--- START OF Data extract ---

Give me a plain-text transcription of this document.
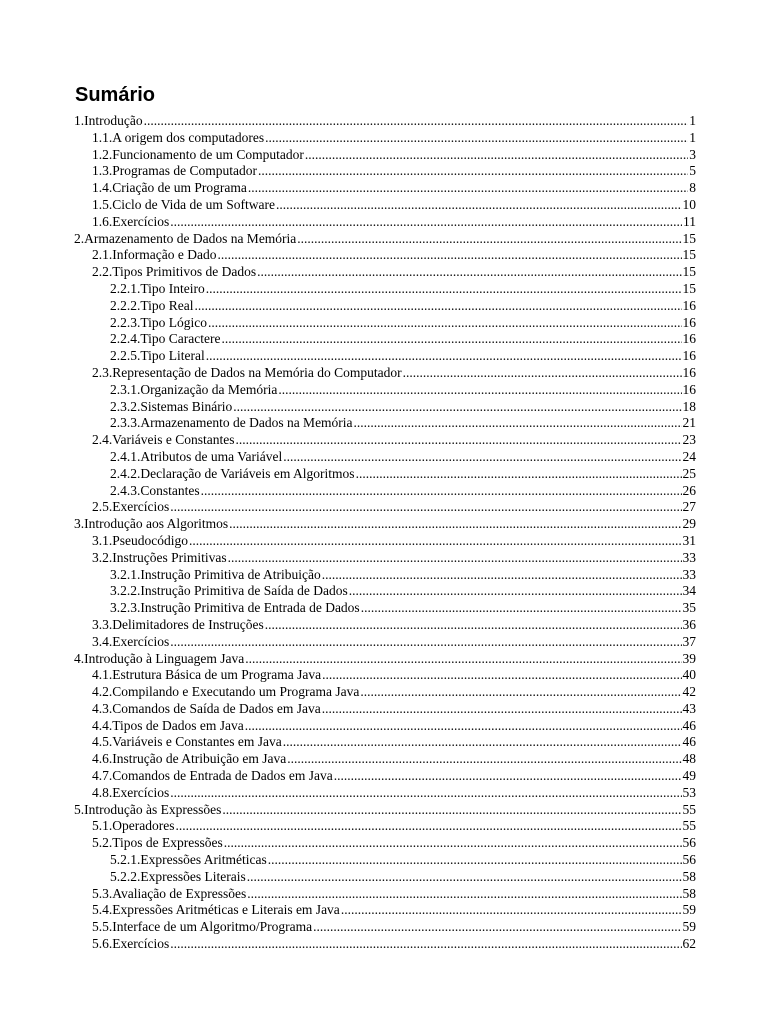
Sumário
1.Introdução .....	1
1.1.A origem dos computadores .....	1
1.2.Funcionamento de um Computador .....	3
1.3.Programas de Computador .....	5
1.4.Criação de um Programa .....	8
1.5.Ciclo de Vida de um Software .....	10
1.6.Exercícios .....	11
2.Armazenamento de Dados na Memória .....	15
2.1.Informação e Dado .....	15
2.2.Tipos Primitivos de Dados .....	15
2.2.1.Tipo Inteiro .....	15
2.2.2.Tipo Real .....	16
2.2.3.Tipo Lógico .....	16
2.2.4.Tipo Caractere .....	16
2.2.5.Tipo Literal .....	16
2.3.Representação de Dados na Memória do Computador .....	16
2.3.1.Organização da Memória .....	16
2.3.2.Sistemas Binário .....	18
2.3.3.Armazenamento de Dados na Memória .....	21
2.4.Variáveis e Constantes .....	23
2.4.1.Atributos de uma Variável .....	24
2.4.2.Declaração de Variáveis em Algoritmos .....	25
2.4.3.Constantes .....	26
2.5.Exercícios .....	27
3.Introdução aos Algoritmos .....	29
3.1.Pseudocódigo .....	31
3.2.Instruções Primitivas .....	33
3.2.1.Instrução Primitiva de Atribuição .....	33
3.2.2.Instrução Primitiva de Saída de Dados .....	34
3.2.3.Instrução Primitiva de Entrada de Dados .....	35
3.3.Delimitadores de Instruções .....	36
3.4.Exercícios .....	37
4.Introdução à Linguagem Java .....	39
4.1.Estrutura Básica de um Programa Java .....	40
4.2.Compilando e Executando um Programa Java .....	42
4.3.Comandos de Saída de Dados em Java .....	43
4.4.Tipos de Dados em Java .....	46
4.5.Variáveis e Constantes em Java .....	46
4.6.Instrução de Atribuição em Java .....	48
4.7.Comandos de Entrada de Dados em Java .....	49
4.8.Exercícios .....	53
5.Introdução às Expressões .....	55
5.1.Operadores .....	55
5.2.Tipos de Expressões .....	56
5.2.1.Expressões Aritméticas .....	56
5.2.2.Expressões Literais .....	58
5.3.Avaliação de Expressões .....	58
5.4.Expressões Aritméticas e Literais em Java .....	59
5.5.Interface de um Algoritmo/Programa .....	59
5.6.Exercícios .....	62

--- END OF Data extract ---
--- START OF Data extract ---

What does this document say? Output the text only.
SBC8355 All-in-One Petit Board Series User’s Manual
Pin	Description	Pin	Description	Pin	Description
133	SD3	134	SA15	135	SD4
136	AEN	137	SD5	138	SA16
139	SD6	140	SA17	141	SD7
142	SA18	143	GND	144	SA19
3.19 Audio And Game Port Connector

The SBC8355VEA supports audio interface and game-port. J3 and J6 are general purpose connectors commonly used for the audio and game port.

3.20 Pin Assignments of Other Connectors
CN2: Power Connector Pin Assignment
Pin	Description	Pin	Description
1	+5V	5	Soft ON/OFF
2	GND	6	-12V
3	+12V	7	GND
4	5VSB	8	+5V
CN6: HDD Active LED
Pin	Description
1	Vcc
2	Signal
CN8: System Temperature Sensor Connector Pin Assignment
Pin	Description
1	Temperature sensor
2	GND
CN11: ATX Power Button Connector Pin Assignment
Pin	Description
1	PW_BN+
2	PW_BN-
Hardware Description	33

--- END OF Data extract ---

* To be done *
Identify every line holding the word "Tipos" and copy it out.

* Answer *
2.2.Tipos Primitivos de Dados .....	15
4.4.Tipos de Dados em Java .....	46
5.2.Tipos de Expressões .....	56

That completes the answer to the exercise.